Exercise goal: Show every line below where "false" can be found.

[start]

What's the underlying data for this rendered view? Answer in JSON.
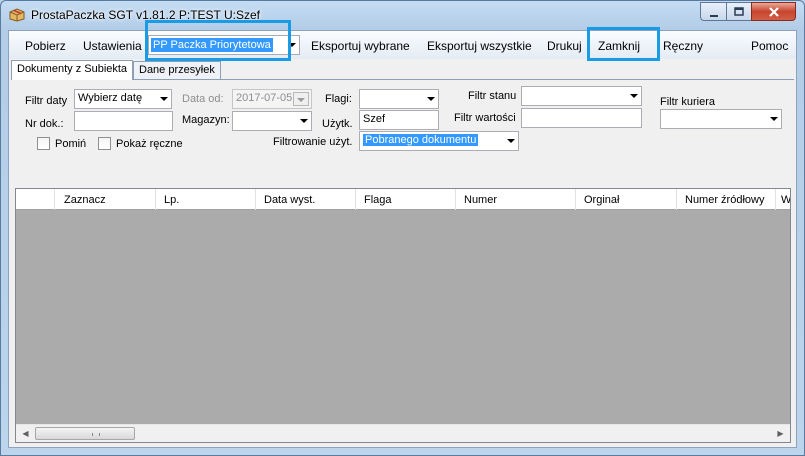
{
  "window": {
    "title": "ProstaPaczka SGT v1.81.2 P:TEST U:Szef"
  },
  "menu": {
    "pobierz": "Pobierz",
    "ustawienia": "Ustawienia",
    "carrier_selected": "PP Paczka Priorytetowa",
    "eksportuj_wybrane": "Eksportuj wybrane",
    "eksportuj_wszystkie": "Eksportuj wszystkie",
    "drukuj": "Drukuj",
    "zamknij": "Zamknij",
    "reczny": "Ręczny",
    "pomoc": "Pomoc"
  },
  "tabs": [
    {
      "label": "Dokumenty z Subiekta"
    },
    {
      "label": "Dane przesyłek"
    }
  ],
  "filters": {
    "filtr_daty_label": "Filtr daty",
    "filtr_daty_value": "Wybierz datę",
    "data_od_label": "Data od:",
    "data_od_value": "2017-07-05",
    "flagi_label": "Flagi:",
    "flagi_value": "",
    "filtr_stanu_label": "Filtr stanu",
    "filtr_stanu_value": "",
    "filtr_kuriera_label": "Filtr kuriera",
    "filtr_kuriera_value": "",
    "nr_dok_label": "Nr dok.:",
    "nr_dok_value": "",
    "magazyn_label": "Magazyn:",
    "magazyn_value": "",
    "uzytk_label": "Użytk.",
    "uzytk_value": "Szef",
    "filtr_wartosci_label": "Filtr wartości",
    "filtr_wartosci_value": "",
    "pomin_label": "Pomiń",
    "pomin_checked": false,
    "pokaz_reczne_label": "Pokaż ręczne",
    "pokaz_reczne_checked": false,
    "filtrowanie_label": "Filtrowanie użyt.",
    "filtrowanie_value": "Pobranego dokumentu"
  },
  "grid": {
    "columns": [
      "Zaznacz",
      "Lp.",
      "Data wyst.",
      "Flaga",
      "Numer",
      "Orginał",
      "Numer źródłowy",
      "W"
    ],
    "rows": []
  },
  "colors": {
    "highlight": "#1a9be6",
    "selection": "#3399ff",
    "grid_empty": "#ababab"
  }
}
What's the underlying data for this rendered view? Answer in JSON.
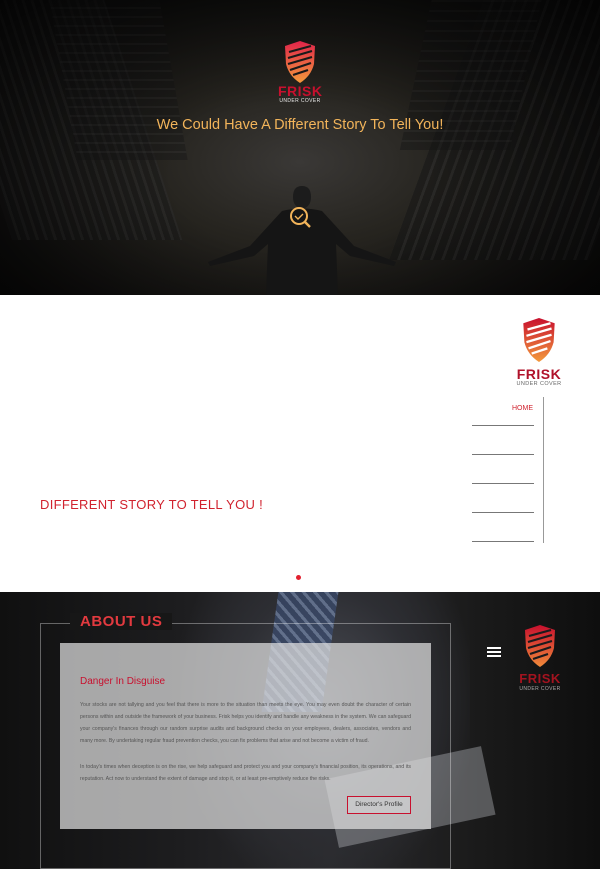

[end]

Task answer:
    "pomin_checked": false,
    "pokaz_reczne_checked": false,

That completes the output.